**PROBLEM STATEMENT**. Pick out the lines below that include the string "توجه".

**PROVIDED RECORDS**.
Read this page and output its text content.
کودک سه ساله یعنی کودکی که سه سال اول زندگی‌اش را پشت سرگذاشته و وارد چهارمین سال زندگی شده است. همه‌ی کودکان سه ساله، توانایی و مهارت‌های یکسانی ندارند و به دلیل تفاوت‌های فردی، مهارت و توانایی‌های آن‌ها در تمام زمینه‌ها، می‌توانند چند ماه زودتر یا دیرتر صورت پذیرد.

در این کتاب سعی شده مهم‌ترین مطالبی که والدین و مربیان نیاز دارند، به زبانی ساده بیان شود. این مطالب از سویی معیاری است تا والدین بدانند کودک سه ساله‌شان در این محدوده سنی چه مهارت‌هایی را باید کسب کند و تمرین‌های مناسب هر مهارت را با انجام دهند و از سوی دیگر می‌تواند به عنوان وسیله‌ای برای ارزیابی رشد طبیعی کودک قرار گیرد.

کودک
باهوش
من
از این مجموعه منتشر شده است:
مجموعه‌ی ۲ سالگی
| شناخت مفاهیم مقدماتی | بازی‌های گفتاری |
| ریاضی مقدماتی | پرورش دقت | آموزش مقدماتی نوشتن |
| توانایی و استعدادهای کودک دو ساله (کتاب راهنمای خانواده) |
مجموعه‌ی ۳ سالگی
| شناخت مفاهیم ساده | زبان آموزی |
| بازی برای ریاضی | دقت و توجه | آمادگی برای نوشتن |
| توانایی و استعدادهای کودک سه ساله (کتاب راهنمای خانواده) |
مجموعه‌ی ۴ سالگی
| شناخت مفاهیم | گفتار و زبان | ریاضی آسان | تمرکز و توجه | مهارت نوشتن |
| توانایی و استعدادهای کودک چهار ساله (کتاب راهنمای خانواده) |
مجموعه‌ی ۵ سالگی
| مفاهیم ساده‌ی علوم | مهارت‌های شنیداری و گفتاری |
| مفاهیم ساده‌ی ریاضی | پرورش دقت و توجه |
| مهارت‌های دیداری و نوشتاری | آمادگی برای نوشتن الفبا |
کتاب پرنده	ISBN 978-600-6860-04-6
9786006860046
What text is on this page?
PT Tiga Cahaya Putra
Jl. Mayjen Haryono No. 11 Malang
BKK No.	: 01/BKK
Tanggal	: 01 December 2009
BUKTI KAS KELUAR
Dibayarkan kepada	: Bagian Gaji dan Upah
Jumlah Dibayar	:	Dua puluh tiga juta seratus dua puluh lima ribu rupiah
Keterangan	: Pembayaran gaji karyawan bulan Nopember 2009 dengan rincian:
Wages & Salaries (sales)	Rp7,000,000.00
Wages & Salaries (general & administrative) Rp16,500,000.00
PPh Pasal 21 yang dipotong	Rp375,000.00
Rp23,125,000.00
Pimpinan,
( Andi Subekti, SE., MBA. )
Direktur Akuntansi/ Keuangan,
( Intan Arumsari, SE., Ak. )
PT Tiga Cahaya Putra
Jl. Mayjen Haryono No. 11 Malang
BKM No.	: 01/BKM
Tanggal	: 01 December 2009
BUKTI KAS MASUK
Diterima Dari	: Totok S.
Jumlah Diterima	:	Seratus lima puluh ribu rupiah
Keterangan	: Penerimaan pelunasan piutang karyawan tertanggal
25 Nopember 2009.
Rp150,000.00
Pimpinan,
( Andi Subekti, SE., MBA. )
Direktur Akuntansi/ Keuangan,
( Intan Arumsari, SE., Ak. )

**RESULT OF THE TASK**.
| بازی برای ریاضی | دقت و توجه | آمادگی برای نوشتن |
| شناخت مفاهیم | گفتار و زبان | ریاضی آسان | تمرکز و توجه | مهارت نوشتن |
| مفاهیم ساده‌ی ریاضی | پرورش دقت و توجه |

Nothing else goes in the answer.